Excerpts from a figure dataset

.....

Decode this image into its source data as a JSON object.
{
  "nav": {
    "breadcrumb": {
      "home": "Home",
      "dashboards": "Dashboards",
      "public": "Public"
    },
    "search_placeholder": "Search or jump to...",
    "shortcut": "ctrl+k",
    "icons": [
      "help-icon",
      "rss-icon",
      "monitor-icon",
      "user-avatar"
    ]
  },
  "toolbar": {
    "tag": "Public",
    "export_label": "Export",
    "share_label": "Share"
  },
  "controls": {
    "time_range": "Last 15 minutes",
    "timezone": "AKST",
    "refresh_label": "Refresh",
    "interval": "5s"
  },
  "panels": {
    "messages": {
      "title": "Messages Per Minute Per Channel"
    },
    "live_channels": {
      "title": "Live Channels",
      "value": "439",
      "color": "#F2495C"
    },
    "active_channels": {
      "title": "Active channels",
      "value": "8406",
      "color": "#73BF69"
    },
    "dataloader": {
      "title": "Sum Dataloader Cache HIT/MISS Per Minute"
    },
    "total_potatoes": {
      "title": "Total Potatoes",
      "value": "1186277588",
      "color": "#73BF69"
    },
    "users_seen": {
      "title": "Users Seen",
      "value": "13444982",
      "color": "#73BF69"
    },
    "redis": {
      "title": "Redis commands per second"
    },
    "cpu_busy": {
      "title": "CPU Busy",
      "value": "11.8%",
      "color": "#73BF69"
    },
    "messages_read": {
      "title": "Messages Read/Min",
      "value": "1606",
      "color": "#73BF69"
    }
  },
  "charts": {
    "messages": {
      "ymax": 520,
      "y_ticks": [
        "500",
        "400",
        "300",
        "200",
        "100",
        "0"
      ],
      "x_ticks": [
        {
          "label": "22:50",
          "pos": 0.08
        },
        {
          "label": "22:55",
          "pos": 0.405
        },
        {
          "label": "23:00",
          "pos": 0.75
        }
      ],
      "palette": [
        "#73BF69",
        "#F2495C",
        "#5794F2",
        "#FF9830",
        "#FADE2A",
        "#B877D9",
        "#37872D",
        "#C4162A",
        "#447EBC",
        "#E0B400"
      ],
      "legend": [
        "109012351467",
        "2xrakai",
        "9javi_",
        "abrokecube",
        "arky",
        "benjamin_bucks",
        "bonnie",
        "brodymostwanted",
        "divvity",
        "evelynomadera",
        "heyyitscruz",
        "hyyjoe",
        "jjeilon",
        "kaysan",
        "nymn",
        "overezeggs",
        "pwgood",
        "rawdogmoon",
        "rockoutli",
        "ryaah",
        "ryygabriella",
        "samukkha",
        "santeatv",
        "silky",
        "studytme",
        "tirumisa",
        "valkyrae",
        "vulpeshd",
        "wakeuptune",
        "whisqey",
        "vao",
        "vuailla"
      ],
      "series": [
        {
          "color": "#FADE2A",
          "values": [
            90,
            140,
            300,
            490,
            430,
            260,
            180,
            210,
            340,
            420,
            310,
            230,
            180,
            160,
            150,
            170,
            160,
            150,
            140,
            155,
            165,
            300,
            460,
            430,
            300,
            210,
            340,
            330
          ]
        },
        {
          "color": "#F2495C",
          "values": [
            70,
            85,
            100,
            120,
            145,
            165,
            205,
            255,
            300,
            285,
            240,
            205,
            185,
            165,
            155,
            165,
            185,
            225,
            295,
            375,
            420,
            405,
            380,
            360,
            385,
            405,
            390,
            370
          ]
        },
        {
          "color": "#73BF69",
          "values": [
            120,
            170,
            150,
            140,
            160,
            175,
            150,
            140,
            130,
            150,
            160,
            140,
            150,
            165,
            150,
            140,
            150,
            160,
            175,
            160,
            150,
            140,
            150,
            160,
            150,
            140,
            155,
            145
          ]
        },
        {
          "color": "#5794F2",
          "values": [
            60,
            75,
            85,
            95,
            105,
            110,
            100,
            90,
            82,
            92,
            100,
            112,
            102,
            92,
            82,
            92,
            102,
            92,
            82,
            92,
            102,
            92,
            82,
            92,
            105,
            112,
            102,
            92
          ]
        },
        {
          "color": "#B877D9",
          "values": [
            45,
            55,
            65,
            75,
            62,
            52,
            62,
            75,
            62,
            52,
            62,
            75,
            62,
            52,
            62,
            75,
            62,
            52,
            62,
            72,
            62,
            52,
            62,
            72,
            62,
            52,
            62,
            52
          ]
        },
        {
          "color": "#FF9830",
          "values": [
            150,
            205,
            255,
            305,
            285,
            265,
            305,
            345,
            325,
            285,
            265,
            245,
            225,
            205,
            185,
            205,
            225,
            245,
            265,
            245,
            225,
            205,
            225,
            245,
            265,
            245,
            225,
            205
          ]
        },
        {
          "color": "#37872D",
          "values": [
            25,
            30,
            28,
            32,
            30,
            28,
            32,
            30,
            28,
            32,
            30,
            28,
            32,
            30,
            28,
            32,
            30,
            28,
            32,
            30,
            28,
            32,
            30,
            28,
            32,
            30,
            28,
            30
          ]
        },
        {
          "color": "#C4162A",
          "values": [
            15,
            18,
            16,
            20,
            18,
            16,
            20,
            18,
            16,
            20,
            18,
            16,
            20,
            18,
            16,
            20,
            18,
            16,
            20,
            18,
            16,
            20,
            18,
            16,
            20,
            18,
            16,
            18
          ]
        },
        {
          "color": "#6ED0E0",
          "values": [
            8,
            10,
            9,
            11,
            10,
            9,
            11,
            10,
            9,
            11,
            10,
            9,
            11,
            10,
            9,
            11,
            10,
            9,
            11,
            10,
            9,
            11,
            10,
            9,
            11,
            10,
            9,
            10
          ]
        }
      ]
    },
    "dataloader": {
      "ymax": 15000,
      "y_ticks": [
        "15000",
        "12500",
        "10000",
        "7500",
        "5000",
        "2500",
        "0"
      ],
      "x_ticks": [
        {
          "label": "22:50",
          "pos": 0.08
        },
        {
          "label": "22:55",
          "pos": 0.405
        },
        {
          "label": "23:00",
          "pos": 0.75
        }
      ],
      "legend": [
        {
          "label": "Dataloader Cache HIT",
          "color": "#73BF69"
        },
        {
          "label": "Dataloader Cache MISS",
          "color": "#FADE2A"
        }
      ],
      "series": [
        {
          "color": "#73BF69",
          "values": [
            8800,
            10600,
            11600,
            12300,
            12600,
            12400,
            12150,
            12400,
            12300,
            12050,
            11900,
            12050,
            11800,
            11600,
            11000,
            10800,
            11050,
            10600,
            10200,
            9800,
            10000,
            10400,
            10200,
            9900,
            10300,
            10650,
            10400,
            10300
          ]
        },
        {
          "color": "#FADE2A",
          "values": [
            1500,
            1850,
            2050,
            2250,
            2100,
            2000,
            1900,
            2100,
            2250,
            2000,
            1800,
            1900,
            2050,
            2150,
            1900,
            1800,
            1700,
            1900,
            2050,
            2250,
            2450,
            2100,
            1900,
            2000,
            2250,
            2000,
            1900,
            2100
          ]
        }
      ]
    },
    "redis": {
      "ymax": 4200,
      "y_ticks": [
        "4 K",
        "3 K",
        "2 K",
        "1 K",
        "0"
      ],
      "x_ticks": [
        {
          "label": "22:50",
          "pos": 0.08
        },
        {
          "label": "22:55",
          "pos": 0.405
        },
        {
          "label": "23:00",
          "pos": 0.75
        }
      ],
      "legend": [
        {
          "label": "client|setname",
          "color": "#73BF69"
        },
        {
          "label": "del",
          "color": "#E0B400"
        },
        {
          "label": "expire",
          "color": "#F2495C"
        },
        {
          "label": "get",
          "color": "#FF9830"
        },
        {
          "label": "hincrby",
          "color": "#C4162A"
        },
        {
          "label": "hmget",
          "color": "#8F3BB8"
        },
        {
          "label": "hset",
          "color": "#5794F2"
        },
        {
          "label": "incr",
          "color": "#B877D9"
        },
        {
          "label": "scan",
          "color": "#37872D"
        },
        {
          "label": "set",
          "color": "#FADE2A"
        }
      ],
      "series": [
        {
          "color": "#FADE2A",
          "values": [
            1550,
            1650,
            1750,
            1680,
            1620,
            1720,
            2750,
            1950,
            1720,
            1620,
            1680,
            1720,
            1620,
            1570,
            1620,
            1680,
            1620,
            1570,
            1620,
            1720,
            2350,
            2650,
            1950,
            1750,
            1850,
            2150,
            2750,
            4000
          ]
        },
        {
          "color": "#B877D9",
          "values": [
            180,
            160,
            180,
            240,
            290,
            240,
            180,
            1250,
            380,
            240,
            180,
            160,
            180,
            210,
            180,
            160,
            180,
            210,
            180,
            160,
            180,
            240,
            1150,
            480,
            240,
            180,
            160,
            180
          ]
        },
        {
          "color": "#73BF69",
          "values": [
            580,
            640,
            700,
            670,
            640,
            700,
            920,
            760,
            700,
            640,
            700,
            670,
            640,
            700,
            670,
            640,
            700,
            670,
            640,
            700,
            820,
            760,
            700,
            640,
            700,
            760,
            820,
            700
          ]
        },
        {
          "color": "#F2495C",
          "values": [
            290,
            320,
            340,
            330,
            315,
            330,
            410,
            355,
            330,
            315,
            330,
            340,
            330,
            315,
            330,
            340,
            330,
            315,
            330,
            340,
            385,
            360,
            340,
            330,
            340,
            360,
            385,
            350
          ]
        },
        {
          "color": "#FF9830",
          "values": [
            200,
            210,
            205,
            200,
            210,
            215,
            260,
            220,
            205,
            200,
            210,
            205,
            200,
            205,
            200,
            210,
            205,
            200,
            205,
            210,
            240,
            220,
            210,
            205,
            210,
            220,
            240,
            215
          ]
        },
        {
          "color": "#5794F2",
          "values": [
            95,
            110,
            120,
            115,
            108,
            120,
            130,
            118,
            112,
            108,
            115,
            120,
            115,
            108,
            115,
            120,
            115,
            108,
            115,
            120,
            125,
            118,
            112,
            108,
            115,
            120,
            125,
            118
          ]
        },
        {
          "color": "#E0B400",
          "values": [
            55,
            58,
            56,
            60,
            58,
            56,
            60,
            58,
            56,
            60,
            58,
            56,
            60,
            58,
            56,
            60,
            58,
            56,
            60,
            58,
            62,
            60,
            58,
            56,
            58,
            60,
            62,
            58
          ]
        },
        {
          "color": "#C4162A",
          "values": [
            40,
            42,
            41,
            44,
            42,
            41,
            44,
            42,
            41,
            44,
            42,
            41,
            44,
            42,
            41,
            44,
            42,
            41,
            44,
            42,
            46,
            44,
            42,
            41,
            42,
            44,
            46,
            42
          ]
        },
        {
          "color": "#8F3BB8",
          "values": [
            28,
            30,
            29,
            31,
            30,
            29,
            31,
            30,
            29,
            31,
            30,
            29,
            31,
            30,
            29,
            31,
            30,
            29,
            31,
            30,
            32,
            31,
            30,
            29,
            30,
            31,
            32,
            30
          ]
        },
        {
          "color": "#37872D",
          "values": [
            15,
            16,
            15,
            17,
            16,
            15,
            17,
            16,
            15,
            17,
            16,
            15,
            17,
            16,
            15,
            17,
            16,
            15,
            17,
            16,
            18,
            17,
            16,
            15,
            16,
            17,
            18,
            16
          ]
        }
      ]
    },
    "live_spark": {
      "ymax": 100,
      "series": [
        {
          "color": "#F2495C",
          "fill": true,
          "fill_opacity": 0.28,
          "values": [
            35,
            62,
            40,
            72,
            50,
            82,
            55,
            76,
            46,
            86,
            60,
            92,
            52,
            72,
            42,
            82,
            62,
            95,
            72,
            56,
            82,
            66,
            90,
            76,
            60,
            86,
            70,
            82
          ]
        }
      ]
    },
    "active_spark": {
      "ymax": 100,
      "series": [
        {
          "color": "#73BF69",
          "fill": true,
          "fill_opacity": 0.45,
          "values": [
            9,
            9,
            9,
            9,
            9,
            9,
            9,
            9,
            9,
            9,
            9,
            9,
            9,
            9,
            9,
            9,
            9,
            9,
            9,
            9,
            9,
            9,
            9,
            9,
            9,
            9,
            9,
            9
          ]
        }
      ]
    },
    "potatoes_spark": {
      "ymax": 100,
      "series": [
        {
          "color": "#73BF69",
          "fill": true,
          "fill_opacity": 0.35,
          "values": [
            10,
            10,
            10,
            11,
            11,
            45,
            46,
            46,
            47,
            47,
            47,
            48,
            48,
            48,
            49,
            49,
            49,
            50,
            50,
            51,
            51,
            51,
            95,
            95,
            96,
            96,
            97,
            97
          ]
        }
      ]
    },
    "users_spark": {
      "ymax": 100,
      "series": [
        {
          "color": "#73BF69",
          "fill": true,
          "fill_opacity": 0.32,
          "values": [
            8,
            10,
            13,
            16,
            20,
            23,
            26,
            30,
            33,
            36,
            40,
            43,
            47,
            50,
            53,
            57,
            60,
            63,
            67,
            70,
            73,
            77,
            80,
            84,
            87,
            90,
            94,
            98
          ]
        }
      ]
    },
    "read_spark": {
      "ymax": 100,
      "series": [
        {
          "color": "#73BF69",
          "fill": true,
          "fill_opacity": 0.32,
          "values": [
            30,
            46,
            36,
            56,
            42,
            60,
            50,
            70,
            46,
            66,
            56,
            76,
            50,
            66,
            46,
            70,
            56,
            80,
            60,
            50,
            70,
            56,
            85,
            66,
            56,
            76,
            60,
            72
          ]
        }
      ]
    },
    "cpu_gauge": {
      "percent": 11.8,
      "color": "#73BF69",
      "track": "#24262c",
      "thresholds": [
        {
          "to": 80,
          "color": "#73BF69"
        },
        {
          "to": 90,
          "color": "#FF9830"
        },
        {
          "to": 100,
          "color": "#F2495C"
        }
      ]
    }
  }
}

.....

### Problem requirements
Look through the entries above; copy every line holding the string "MISS".

### Solution for this task
      "title": "Sum Dataloader Cache HIT/MISS Per Minute"
          "label": "Dataloader Cache MISS",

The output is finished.